--- Direction ---
Find each line in the following listing that has the string "size", then state the count and nothing else.

--- Data for processing ---
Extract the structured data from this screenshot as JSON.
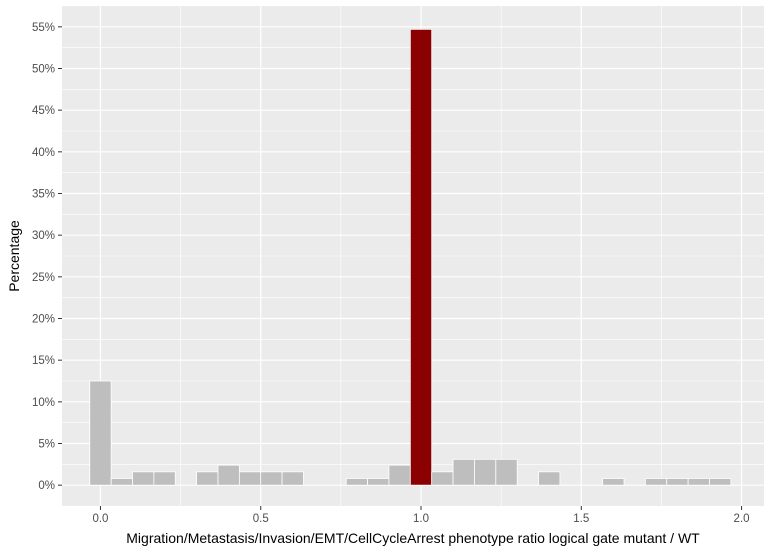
{
  "chart_data": {
    "type": "bar",
    "title": "",
    "xlabel": "Migration/Metastasis/Invasion/EMT/CellCycleArrest phenotype ratio logical gate mutant / WT",
    "ylabel": "Percentage",
    "bin_width": 0.0667,
    "xlim": [
      -0.12,
      2.07
    ],
    "ylim": [
      -2.5,
      57.5
    ],
    "x_ticks": [
      0.0,
      0.5,
      1.0,
      1.5,
      2.0
    ],
    "x_tick_labels": [
      "0.0",
      "0.5",
      "1.0",
      "1.5",
      "2.0"
    ],
    "y_ticks": [
      0,
      5,
      10,
      15,
      20,
      25,
      30,
      35,
      40,
      45,
      50,
      55
    ],
    "y_tick_labels": [
      "0%",
      "5%",
      "10%",
      "15%",
      "20%",
      "25%",
      "30%",
      "35%",
      "40%",
      "45%",
      "50%",
      "55%"
    ],
    "grid": true,
    "bar_color": "#bebebe",
    "highlight_color": "#8b0000",
    "panel_background": "#ebebeb",
    "bins": [
      {
        "x": 0.0,
        "value": 12.5
      },
      {
        "x": 0.0667,
        "value": 0.8
      },
      {
        "x": 0.1333,
        "value": 1.6
      },
      {
        "x": 0.2,
        "value": 1.6
      },
      {
        "x": 0.3333,
        "value": 1.6
      },
      {
        "x": 0.4,
        "value": 2.4
      },
      {
        "x": 0.4667,
        "value": 1.6
      },
      {
        "x": 0.5333,
        "value": 1.6
      },
      {
        "x": 0.6,
        "value": 1.6
      },
      {
        "x": 0.8,
        "value": 0.8
      },
      {
        "x": 0.8667,
        "value": 0.8
      },
      {
        "x": 0.9333,
        "value": 2.4
      },
      {
        "x": 1.0,
        "value": 54.7,
        "highlight": true
      },
      {
        "x": 1.0667,
        "value": 1.6
      },
      {
        "x": 1.1333,
        "value": 3.1
      },
      {
        "x": 1.2,
        "value": 3.1
      },
      {
        "x": 1.2667,
        "value": 3.1
      },
      {
        "x": 1.4,
        "value": 1.6
      },
      {
        "x": 1.6,
        "value": 0.8
      },
      {
        "x": 1.7333,
        "value": 0.8
      },
      {
        "x": 1.8,
        "value": 0.8
      },
      {
        "x": 1.8667,
        "value": 0.8
      },
      {
        "x": 1.9333,
        "value": 0.8
      }
    ]
  }
}
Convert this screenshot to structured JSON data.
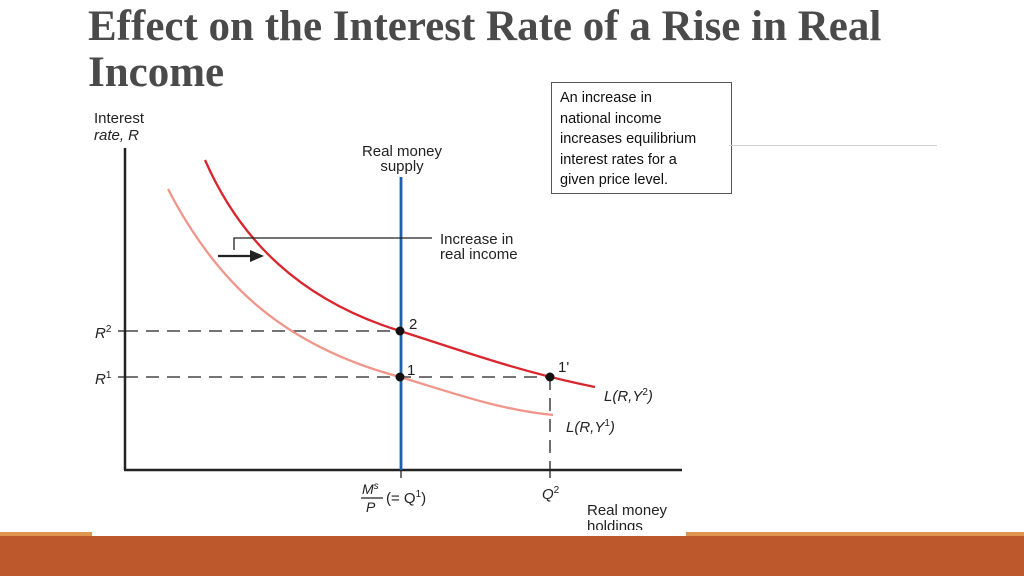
{
  "title": {
    "line1": "Effect on the Interest Rate of a Rise in Real",
    "line2": "Income"
  },
  "callout": {
    "lines": [
      "An increase in",
      "national income",
      "increases equilibrium",
      "interest rates for a",
      "given price level."
    ]
  },
  "diagram": {
    "y_axis_label": [
      "Interest",
      "rate, R"
    ],
    "x_axis_label": [
      "Real money",
      "holdings"
    ],
    "supply_label": [
      "Real money",
      "supply"
    ],
    "shift_label": [
      "Increase in",
      "real income"
    ],
    "r2_label": "R",
    "r2_sup": "2",
    "r1_label": "R",
    "r1_sup": "1",
    "point_2": "2",
    "point_1": "1",
    "point_1prime": "1'",
    "curve_high_label": "L(R,Y",
    "curve_high_sup": "2",
    "curve_high_close": ")",
    "curve_low_label": "L(R,Y",
    "curve_low_sup": "1",
    "curve_low_close": ")",
    "ms_num": "M",
    "ms_sup": "s",
    "ms_den": "P",
    "ms_rest": "(= Q",
    "ms_rest_sup": "1",
    "ms_close": ")",
    "q2_label": "Q",
    "q2_sup": "2",
    "colors": {
      "curve_high": "#d9262e",
      "curve_low": "#f0958a",
      "supply": "#1f5fae",
      "axes": "#222222"
    }
  }
}
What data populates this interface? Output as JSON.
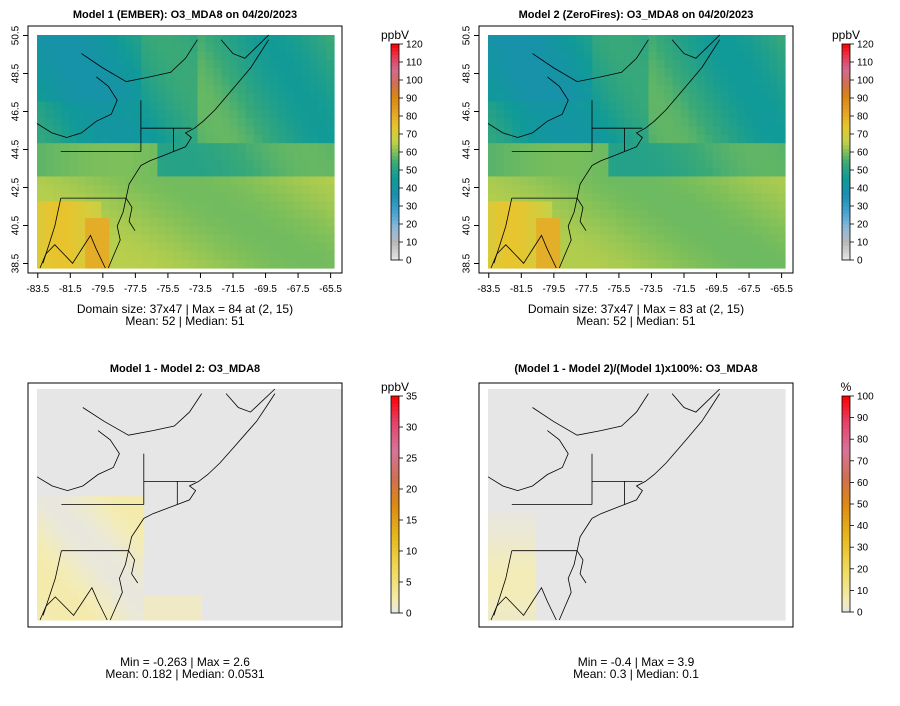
{
  "chart_data": [
    {
      "type": "heatmap",
      "title": "Model 1 (EMBER): O3_MDA8 on 04/20/2023",
      "legend_title": "ppbV",
      "legend_ticks": [
        0,
        10,
        20,
        30,
        40,
        50,
        60,
        70,
        80,
        90,
        100,
        110,
        120
      ],
      "legend_range": [
        0,
        120
      ],
      "palette": "ozone",
      "x_ticks": [
        "-83.5",
        "-81.5",
        "-79.5",
        "-77.5",
        "-75.5",
        "-73.5",
        "-71.5",
        "-69.5",
        "-67.5",
        "-65.5"
      ],
      "y_ticks": [
        "38.5",
        "40.5",
        "42.5",
        "44.5",
        "46.5",
        "48.5",
        "50.5"
      ],
      "xlim": [
        -84.1,
        -64.8
      ],
      "ylim": [
        38.0,
        51.0
      ],
      "field": "abs1",
      "caption_1": "Domain size: 37x47 | Max = 84 at (2, 15)",
      "caption_2": "Mean: 52 |  Median: 51"
    },
    {
      "type": "heatmap",
      "title": "Model 2 (ZeroFires): O3_MDA8 on 04/20/2023",
      "legend_title": "ppbV",
      "legend_ticks": [
        0,
        10,
        20,
        30,
        40,
        50,
        60,
        70,
        80,
        90,
        100,
        110,
        120
      ],
      "legend_range": [
        0,
        120
      ],
      "palette": "ozone",
      "x_ticks": [
        "-83.5",
        "-81.5",
        "-79.5",
        "-77.5",
        "-75.5",
        "-73.5",
        "-71.5",
        "-69.5",
        "-67.5",
        "-65.5"
      ],
      "y_ticks": [
        "38.5",
        "40.5",
        "42.5",
        "44.5",
        "46.5",
        "48.5",
        "50.5"
      ],
      "xlim": [
        -84.1,
        -64.8
      ],
      "ylim": [
        38.0,
        51.0
      ],
      "field": "abs2",
      "caption_1": "Domain size: 37x47 | Max = 83 at (2, 15)",
      "caption_2": "Mean: 52 |  Median: 51"
    },
    {
      "type": "heatmap",
      "title": "Model 1 - Model 2: O3_MDA8",
      "legend_title": "ppbV",
      "legend_ticks": [
        0,
        5,
        10,
        15,
        20,
        25,
        30,
        35
      ],
      "legend_range": [
        0,
        35
      ],
      "palette": "diff",
      "x_ticks": [],
      "y_ticks": [],
      "xlim": [
        -84.1,
        -64.8
      ],
      "ylim": [
        38.0,
        51.0
      ],
      "field": "diff",
      "caption_1": "Min = -0.263 | Max = 2.6",
      "caption_2": "Mean: 0.182 |  Median: 0.0531"
    },
    {
      "type": "heatmap",
      "title": "(Model 1 - Model 2)/(Model 1)x100%: O3_MDA8",
      "legend_title": "%",
      "legend_ticks": [
        0,
        10,
        20,
        30,
        40,
        50,
        60,
        70,
        80,
        90,
        100
      ],
      "legend_range": [
        0,
        100
      ],
      "palette": "diff",
      "x_ticks": [],
      "y_ticks": [],
      "xlim": [
        -84.1,
        -64.8
      ],
      "ylim": [
        38.0,
        51.0
      ],
      "field": "pct",
      "caption_1": "Min = -0.4 | Max = 3.9",
      "caption_2": "Mean: 0.3 |  Median: 0.1"
    }
  ]
}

--- Complete output ---
2